=== Written problem ===
Write out precisely the lines beginning with the line that contains "Convert this document image to plain text." and ending with the last line of the entries, and no other lines.

=== Material supplied ===
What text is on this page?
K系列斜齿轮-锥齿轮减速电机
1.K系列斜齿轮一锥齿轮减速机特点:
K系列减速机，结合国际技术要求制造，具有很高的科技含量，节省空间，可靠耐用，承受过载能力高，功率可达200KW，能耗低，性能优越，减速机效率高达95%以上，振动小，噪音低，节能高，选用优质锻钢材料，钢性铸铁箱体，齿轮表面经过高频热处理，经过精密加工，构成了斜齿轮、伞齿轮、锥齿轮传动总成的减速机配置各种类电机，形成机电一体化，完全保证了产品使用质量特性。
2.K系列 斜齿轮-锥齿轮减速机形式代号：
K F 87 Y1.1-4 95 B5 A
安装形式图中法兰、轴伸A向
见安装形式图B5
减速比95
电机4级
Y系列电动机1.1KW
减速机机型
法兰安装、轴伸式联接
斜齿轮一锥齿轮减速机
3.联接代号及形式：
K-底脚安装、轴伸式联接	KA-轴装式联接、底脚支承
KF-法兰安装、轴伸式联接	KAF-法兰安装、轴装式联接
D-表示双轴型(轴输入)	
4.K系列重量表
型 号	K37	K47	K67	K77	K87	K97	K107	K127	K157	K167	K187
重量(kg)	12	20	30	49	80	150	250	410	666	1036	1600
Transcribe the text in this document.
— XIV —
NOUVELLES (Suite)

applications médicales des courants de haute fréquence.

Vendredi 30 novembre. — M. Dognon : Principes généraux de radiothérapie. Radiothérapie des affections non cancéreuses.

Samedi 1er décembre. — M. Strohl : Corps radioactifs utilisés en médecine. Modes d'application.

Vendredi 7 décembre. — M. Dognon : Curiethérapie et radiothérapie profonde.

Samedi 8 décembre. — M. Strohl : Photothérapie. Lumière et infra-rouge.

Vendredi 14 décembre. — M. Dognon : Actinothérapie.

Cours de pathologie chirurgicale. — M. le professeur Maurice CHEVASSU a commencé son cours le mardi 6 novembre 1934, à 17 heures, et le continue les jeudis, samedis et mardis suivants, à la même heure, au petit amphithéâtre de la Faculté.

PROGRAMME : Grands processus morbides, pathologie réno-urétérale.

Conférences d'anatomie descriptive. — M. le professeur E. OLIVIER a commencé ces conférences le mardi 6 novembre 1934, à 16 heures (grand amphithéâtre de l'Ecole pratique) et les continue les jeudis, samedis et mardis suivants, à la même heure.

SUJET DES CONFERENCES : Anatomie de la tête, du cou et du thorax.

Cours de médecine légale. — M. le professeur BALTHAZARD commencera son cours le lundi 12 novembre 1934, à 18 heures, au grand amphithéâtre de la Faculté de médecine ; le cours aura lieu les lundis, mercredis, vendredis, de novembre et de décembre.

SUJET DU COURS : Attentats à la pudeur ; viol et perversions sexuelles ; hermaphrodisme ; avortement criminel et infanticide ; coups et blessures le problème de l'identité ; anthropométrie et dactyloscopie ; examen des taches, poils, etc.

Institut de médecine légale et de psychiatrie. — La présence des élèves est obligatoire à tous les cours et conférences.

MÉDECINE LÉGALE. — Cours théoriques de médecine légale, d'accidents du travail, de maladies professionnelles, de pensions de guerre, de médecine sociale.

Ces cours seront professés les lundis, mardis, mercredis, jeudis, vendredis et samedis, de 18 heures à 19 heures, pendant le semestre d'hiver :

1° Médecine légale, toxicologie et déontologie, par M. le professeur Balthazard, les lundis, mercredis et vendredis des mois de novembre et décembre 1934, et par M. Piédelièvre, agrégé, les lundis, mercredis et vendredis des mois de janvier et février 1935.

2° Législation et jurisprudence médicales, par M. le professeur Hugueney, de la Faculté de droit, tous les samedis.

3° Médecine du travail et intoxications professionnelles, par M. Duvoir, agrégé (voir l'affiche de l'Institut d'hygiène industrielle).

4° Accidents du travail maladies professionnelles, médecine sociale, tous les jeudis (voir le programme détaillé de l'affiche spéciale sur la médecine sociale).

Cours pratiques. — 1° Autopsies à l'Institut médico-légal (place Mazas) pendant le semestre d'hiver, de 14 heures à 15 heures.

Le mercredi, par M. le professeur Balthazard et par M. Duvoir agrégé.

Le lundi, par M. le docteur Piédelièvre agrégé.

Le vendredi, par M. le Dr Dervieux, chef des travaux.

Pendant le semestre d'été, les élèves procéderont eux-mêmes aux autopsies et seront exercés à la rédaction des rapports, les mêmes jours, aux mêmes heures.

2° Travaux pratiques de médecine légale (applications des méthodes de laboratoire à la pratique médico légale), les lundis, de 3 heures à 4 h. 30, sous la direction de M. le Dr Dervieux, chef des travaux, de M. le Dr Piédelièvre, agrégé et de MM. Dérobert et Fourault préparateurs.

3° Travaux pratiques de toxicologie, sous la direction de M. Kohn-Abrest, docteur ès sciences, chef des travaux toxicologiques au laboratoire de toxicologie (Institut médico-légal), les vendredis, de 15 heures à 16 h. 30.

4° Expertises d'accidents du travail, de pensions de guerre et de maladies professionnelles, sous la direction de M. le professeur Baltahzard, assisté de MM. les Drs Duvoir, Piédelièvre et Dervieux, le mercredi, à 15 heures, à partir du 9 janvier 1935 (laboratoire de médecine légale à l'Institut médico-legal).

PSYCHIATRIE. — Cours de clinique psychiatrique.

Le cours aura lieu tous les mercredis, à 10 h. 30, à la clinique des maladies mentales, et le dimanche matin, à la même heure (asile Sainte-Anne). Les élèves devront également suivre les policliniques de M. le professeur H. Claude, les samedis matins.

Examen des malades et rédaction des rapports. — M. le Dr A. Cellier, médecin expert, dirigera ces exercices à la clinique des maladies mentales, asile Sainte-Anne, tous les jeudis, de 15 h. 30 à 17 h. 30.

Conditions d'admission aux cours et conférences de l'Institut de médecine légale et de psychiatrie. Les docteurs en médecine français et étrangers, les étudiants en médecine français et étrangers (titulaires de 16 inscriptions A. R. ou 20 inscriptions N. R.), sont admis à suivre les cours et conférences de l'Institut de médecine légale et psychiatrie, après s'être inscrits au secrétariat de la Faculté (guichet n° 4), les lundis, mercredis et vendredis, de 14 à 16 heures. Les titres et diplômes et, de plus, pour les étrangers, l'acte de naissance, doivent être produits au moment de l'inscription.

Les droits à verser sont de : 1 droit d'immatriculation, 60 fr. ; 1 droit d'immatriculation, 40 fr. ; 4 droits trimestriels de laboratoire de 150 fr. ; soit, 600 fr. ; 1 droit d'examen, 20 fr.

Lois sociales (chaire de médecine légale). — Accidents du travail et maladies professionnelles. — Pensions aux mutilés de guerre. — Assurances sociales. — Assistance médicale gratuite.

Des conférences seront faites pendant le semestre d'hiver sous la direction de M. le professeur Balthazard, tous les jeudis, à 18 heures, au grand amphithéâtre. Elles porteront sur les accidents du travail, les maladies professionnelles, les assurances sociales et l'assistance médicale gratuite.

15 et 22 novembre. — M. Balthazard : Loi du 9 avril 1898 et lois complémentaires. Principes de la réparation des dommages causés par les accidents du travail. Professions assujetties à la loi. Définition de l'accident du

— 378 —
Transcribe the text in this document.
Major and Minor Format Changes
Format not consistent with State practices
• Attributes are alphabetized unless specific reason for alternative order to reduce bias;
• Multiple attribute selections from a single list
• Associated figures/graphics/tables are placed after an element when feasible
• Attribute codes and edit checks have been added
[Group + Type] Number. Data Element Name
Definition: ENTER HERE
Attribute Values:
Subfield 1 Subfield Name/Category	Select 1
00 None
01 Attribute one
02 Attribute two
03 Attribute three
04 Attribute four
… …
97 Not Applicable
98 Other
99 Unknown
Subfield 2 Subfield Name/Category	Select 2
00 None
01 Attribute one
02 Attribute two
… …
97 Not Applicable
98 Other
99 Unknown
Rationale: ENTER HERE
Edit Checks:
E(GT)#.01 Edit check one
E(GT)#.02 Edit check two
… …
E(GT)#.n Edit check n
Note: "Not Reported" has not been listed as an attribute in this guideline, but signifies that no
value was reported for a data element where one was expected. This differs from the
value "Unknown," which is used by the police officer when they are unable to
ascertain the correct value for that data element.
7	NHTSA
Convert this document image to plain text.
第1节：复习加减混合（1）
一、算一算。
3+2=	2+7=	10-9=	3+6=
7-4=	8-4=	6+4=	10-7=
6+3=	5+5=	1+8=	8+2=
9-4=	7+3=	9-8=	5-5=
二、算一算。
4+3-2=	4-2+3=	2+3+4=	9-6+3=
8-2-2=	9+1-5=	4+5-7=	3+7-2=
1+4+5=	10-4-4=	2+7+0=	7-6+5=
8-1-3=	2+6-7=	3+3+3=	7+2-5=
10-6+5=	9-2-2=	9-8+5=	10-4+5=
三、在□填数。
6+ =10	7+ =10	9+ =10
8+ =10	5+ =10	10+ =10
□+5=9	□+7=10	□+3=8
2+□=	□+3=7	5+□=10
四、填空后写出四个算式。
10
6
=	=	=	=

=== Full solution ===
Convert this document image to plain text.
第1节：复习加减混合（1）
一、算一算。
3+2=	2+7=	10-9=	3+6=
7-4=	8-4=	6+4=	10-7=
6+3=	5+5=	1+8=	8+2=
9-4=	7+3=	9-8=	5-5=
二、算一算。
4+3-2=	4-2+3=	2+3+4=	9-6+3=
8-2-2=	9+1-5=	4+5-7=	3+7-2=
1+4+5=	10-4-4=	2+7+0=	7-6+5=
8-1-3=	2+6-7=	3+3+3=	7+2-5=
10-6+5=	9-2-2=	9-8+5=	10-4+5=
三、在□填数。
6+ =10	7+ =10	9+ =10
8+ =10	5+ =10	10+ =10
□+5=9	□+7=10	□+3=8
2+□=	□+3=7	5+□=10
四、填空后写出四个算式。
10
6
=	=	=	=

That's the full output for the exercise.